START Dataset extract

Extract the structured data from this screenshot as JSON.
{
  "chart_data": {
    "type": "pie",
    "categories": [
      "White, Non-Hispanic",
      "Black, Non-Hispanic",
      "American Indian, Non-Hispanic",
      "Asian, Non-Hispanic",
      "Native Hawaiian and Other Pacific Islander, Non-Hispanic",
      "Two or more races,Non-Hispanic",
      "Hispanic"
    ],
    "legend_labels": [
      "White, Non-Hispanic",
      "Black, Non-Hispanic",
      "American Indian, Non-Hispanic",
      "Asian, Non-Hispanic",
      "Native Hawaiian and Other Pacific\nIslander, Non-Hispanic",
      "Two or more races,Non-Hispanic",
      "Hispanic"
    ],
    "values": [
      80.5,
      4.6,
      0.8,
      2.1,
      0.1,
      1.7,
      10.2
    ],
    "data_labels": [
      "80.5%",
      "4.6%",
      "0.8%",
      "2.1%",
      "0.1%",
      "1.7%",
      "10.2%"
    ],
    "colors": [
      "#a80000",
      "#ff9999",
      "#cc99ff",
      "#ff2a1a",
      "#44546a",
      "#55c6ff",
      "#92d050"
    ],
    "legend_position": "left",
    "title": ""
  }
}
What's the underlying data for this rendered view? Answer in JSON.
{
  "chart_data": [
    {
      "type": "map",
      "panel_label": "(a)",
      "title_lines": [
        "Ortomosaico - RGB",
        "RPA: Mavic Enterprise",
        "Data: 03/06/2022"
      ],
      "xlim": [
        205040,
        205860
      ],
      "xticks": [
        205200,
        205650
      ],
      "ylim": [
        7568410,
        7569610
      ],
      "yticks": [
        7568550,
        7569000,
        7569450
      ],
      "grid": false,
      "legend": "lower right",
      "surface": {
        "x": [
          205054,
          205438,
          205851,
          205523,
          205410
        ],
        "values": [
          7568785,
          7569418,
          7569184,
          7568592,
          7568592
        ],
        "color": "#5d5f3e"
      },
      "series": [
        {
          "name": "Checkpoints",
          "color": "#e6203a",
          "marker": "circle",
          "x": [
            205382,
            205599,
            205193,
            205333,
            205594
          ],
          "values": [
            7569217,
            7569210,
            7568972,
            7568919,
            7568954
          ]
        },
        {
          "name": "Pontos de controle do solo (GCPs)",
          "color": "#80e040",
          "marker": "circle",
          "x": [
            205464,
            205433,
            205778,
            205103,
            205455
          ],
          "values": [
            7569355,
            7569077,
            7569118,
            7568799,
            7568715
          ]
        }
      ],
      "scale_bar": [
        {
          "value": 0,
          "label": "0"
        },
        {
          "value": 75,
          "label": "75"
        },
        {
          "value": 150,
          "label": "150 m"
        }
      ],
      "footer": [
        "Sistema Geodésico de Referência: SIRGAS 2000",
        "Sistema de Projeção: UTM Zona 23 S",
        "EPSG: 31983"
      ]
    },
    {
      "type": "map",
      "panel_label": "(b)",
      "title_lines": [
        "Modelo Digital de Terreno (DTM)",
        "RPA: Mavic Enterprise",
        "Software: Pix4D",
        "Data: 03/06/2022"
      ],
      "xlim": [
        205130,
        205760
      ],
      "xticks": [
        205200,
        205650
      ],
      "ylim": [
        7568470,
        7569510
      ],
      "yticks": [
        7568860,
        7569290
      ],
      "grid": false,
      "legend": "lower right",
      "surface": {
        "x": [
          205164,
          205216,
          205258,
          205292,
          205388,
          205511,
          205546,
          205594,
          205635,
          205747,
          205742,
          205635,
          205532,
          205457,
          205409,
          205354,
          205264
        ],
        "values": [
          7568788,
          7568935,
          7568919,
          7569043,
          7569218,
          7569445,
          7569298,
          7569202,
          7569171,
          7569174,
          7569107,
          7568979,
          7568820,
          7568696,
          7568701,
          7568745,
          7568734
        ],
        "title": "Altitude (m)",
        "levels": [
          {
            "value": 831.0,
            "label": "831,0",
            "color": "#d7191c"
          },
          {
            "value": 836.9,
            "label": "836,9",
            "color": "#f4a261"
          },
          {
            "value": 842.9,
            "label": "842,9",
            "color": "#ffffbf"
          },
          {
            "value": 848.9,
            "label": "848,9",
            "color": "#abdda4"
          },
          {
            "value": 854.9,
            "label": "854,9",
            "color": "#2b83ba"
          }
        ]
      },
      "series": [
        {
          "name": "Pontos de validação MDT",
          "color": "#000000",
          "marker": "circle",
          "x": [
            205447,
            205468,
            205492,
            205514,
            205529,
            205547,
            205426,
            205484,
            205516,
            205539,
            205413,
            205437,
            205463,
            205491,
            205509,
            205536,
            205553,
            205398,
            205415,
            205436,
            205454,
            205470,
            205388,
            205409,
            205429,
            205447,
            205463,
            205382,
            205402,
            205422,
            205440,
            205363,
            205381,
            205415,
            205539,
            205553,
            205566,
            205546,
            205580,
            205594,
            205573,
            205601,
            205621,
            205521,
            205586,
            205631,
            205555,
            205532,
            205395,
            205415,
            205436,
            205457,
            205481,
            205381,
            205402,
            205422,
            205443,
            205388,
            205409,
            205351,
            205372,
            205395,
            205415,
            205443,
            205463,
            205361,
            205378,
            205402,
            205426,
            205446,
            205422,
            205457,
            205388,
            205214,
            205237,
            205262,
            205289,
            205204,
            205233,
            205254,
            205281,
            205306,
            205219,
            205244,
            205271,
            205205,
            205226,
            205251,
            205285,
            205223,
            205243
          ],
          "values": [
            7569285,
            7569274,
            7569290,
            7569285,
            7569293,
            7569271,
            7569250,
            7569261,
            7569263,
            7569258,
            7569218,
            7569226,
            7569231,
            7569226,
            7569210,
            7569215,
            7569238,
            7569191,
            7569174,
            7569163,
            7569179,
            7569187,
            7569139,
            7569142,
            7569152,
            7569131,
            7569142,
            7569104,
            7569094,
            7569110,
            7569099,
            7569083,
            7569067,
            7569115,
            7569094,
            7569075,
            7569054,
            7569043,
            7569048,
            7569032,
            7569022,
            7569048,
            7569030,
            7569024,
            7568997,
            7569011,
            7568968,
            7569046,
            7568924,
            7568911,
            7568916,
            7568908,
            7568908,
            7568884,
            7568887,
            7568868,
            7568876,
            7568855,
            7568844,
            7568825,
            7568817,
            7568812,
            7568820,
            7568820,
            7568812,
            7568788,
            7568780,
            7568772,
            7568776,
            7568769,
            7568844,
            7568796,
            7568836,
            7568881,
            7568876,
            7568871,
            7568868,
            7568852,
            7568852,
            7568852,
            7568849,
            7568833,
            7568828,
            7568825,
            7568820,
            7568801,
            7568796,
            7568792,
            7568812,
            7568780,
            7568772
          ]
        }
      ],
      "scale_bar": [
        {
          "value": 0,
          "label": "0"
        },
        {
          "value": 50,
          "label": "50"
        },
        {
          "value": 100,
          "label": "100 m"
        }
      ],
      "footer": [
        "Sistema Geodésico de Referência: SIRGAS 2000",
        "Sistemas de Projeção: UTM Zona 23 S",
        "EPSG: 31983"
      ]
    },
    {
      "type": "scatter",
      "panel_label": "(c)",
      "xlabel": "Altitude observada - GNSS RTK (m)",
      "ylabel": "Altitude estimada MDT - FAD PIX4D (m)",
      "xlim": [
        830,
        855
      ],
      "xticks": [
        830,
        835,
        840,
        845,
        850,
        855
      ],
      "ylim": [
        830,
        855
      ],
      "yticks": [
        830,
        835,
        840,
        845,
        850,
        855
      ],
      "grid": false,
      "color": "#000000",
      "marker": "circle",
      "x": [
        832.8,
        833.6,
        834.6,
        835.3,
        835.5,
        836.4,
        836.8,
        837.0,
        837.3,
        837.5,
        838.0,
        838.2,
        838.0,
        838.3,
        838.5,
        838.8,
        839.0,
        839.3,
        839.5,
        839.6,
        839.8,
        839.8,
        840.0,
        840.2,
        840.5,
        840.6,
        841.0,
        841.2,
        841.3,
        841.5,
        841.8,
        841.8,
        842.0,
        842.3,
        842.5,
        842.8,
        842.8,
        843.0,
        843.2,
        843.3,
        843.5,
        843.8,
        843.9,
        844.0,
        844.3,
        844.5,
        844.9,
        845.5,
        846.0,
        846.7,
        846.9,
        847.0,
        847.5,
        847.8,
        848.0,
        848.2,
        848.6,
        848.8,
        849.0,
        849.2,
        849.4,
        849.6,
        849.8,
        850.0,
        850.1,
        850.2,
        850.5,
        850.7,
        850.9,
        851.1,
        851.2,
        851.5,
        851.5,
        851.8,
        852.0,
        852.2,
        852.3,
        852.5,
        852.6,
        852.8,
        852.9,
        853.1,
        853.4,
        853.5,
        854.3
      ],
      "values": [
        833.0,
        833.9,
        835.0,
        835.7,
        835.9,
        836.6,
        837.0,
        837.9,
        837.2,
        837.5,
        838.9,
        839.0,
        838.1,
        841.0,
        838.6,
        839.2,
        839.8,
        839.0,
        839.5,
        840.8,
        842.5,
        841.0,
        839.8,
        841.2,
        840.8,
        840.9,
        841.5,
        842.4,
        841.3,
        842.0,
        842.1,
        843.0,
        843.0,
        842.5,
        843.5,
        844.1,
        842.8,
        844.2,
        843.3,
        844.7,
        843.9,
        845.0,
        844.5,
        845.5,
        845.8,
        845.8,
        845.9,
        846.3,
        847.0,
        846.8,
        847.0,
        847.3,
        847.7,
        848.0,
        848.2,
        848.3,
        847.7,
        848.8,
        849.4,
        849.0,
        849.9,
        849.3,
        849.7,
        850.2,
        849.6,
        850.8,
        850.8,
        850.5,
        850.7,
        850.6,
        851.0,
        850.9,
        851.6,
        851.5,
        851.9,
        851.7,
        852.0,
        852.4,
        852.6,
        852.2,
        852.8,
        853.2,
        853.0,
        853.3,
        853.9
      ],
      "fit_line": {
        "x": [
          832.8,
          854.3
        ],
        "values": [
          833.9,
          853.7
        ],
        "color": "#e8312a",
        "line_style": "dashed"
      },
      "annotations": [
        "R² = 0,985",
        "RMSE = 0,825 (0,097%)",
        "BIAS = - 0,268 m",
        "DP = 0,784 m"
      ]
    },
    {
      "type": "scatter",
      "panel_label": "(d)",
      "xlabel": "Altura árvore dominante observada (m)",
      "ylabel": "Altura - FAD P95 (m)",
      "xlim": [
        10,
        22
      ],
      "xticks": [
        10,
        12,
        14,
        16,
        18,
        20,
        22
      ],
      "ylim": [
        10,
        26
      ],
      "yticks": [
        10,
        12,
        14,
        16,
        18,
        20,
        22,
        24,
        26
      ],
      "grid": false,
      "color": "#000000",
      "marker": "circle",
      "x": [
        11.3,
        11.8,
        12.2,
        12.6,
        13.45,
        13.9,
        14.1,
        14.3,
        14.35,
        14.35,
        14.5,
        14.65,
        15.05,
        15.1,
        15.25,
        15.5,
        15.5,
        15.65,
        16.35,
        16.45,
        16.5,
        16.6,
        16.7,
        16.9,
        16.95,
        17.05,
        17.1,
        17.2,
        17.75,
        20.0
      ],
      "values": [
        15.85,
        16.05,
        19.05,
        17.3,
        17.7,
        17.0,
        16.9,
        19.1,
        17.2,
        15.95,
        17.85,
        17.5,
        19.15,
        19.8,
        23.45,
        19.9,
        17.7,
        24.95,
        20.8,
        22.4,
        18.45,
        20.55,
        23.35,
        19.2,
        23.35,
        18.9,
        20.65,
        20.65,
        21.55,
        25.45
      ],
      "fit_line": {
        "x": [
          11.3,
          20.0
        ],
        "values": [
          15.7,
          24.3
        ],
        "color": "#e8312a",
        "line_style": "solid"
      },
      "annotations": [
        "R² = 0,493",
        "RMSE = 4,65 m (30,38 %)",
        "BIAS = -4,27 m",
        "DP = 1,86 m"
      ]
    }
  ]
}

END Dataset extract

• [Written instruction]: Of the lines above, how many hold the string "Native"? Answer with only the number.

• [The answer]: 2